#### Dataset items:
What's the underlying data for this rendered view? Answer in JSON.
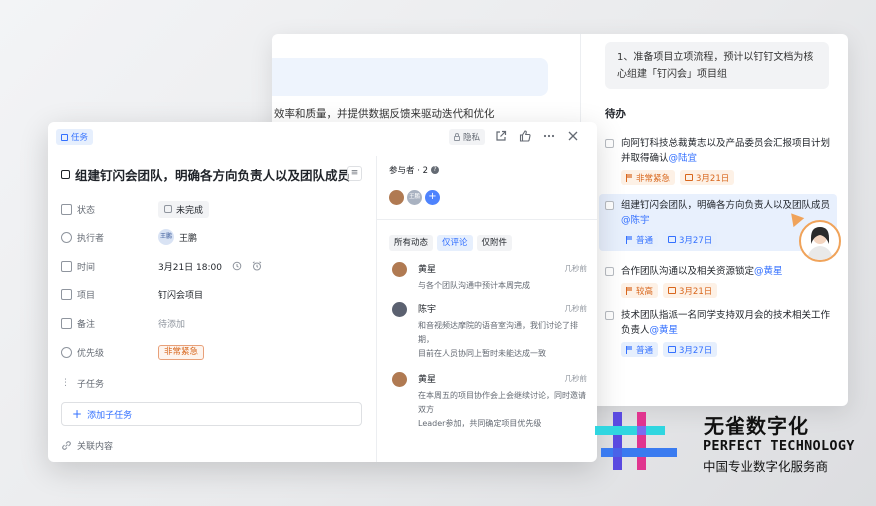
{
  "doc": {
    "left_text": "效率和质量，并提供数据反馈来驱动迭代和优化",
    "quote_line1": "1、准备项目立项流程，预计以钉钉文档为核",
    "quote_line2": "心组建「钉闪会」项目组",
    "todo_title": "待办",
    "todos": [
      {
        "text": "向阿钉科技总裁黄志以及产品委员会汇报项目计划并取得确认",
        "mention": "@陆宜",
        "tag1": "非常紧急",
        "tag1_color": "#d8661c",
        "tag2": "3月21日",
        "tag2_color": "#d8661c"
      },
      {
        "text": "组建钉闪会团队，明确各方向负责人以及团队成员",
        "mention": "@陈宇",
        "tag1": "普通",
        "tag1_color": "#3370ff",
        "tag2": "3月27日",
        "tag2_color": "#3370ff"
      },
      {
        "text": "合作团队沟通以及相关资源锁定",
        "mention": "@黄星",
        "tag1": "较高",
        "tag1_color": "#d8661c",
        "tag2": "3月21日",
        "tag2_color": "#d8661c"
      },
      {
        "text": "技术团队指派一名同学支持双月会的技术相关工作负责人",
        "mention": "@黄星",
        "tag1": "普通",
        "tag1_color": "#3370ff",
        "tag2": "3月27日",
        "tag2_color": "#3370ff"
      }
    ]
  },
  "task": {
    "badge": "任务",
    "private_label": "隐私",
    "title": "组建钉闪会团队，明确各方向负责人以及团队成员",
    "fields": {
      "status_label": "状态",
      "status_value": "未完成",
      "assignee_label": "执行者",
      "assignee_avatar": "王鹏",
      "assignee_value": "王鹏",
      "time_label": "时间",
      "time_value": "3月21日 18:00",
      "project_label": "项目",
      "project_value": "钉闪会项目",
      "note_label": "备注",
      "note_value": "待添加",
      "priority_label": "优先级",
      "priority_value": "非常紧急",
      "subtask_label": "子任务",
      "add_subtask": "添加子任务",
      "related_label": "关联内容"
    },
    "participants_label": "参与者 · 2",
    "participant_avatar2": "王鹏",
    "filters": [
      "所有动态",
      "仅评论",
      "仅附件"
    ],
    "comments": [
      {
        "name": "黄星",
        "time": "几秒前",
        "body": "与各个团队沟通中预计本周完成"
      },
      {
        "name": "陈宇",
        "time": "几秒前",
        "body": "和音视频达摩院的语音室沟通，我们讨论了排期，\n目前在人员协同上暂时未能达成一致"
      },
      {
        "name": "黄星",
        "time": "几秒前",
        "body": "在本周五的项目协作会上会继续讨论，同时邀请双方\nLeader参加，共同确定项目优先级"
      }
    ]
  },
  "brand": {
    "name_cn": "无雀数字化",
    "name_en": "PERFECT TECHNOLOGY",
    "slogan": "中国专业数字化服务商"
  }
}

#### Aim of the task:
Across the entries, how many lines contain "body"? Reply with the number only.

#### Worked solution:
3